_The exercise_
Copy out lines with the word "Enregistrer" from the material that follows.

_Information provided_
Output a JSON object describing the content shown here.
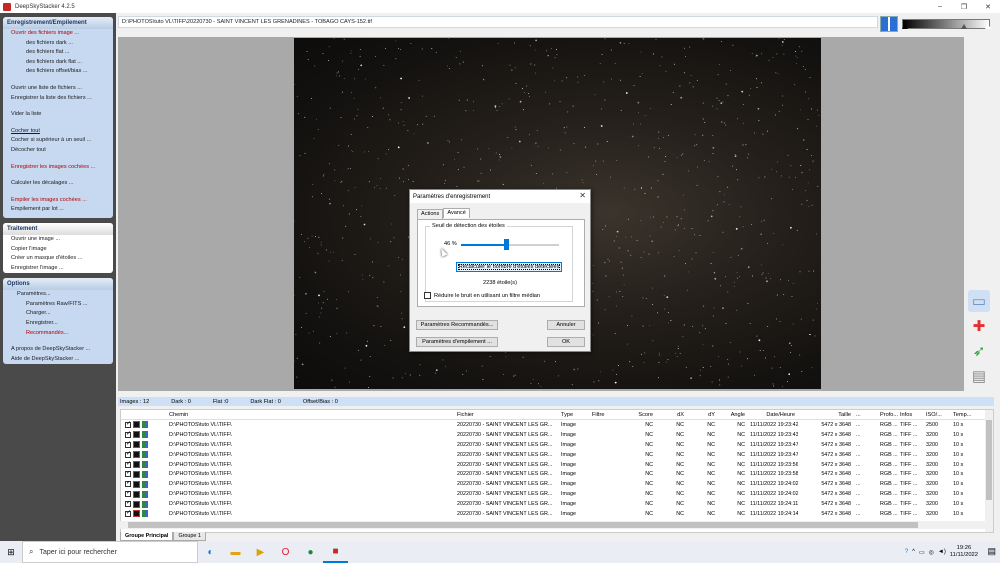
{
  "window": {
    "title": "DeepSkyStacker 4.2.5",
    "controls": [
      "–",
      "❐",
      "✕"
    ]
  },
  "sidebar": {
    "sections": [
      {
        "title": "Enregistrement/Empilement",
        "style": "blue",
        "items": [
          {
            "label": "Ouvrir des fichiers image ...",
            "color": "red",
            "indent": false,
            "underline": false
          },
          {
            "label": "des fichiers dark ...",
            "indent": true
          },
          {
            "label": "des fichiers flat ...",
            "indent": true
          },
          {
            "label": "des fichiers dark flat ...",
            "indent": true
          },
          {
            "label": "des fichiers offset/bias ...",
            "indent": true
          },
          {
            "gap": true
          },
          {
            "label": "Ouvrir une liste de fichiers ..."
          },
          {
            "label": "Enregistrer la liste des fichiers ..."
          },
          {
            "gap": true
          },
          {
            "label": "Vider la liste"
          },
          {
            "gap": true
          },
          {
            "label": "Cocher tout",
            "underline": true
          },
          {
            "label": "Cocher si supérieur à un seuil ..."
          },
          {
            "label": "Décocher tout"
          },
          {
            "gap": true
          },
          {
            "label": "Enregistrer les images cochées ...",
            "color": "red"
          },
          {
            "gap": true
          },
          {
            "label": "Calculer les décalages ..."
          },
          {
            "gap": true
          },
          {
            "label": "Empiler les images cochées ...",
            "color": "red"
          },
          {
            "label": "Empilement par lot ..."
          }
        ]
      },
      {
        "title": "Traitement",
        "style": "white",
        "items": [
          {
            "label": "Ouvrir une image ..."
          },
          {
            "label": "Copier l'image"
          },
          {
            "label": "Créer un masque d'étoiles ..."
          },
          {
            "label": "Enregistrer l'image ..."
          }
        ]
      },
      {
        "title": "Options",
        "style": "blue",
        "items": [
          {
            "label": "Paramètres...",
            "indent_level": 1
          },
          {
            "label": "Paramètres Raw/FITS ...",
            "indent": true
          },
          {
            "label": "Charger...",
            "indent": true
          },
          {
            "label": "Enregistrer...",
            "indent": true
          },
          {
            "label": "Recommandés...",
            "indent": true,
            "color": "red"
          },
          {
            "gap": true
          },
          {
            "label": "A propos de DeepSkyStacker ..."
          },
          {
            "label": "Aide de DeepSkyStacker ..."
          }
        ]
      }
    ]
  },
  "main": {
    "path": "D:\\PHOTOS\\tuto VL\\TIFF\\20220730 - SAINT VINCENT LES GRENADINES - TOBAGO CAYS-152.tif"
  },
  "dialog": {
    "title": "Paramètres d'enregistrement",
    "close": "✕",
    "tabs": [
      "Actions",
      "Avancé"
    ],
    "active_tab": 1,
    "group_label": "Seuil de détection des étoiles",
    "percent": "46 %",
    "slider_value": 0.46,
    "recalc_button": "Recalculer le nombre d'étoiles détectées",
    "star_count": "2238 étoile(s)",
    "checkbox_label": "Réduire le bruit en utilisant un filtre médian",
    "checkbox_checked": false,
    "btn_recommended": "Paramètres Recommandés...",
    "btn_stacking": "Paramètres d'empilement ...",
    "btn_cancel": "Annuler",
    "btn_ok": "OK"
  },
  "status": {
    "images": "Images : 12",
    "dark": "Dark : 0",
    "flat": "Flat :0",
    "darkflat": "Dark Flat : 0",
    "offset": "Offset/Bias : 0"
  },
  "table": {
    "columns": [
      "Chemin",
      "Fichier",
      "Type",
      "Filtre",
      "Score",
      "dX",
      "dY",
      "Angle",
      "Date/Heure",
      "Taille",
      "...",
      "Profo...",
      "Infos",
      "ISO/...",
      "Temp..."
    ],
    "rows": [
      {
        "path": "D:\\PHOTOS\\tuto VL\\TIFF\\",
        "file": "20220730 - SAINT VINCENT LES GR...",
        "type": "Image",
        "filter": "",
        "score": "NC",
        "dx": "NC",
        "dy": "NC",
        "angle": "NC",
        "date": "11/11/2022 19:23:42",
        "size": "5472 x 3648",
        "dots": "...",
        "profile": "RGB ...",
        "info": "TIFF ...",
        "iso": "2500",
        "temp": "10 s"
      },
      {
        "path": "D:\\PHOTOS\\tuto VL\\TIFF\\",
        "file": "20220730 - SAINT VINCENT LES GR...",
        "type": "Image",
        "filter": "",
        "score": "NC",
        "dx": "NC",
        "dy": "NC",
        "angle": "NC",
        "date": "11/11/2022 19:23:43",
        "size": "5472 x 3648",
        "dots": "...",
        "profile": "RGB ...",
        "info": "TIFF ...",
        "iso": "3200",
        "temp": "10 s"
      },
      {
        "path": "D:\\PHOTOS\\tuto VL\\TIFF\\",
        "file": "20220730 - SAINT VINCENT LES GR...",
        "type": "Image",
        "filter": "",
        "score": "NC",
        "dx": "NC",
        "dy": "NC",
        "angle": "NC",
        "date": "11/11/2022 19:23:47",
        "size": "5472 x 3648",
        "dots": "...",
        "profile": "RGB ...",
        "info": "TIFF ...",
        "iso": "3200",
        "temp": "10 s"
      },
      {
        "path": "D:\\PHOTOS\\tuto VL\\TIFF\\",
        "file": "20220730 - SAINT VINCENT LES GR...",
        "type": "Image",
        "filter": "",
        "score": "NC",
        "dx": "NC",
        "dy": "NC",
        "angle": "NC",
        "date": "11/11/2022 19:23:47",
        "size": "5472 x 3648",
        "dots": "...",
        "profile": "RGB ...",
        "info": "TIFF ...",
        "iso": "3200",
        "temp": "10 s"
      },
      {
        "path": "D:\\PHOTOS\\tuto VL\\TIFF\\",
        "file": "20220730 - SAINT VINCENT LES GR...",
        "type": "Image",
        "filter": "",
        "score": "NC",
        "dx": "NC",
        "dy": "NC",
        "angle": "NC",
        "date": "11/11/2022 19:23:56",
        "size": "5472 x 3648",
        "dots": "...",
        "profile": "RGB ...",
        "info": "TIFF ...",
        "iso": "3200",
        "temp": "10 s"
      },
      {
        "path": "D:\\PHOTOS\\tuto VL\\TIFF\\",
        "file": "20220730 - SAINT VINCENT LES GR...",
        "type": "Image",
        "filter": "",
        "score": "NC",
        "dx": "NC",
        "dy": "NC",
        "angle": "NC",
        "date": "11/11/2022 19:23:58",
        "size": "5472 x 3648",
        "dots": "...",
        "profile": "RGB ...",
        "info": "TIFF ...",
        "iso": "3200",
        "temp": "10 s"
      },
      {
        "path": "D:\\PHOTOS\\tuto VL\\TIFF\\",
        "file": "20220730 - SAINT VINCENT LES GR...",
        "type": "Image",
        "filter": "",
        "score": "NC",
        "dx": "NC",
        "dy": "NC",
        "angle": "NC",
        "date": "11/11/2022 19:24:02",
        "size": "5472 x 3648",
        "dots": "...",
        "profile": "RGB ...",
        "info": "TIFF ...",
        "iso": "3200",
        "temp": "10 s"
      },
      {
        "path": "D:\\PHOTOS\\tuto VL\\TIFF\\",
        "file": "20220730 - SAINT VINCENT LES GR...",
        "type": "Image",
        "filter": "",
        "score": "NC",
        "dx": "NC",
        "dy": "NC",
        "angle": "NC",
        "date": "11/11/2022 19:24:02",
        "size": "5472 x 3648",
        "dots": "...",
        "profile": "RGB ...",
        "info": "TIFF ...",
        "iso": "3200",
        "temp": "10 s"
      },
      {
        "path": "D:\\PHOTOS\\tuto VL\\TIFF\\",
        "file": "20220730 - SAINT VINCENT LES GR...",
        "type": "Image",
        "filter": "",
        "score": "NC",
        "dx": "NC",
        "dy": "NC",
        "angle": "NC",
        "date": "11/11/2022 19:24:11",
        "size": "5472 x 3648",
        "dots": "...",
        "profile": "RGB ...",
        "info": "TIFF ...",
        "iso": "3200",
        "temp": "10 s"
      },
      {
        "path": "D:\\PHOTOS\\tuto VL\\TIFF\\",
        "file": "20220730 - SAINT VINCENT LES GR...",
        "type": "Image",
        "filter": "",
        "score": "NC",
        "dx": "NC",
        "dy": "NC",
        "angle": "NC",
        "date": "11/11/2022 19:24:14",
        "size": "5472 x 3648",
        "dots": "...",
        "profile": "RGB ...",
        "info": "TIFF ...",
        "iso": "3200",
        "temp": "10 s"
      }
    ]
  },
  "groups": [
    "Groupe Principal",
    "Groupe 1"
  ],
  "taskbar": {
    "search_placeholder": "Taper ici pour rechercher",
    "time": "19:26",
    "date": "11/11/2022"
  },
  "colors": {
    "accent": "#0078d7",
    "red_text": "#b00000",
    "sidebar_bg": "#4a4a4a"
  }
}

==

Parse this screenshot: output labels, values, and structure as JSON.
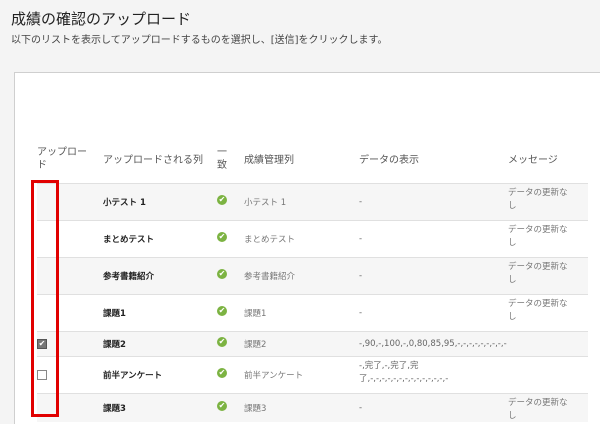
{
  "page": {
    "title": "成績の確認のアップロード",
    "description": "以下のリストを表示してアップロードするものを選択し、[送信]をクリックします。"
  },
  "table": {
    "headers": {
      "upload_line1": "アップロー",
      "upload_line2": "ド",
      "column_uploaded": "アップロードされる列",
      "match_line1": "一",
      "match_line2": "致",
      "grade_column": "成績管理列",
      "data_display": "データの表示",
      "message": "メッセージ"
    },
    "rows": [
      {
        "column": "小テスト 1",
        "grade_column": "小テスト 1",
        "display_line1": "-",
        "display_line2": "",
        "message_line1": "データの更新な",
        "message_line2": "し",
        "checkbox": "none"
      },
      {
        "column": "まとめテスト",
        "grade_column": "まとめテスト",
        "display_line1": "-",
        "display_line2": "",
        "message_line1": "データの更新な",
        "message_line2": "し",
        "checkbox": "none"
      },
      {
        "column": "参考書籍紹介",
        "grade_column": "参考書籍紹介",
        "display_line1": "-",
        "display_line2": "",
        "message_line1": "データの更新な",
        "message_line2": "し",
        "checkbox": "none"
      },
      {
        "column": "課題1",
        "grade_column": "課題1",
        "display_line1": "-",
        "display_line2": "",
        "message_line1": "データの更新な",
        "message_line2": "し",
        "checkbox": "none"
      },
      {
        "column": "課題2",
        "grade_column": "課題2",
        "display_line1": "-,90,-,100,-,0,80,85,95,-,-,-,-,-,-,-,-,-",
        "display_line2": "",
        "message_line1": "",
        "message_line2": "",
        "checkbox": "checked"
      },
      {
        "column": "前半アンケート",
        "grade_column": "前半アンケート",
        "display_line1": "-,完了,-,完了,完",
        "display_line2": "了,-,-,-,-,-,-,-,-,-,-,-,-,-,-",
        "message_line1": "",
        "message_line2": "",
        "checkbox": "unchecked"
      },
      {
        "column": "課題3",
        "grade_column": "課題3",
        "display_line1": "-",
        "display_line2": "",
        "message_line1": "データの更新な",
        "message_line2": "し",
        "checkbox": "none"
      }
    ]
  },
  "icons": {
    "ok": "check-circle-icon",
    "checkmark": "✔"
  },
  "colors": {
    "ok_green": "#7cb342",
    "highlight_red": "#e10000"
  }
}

_Correct answer_
            "label": "Enregistrer la liste des fichiers ..."
            "label": "Enregistrer les images cochées ...",
            "label": "Enregistrer l'image ..."
            "label": "Enregistrer...",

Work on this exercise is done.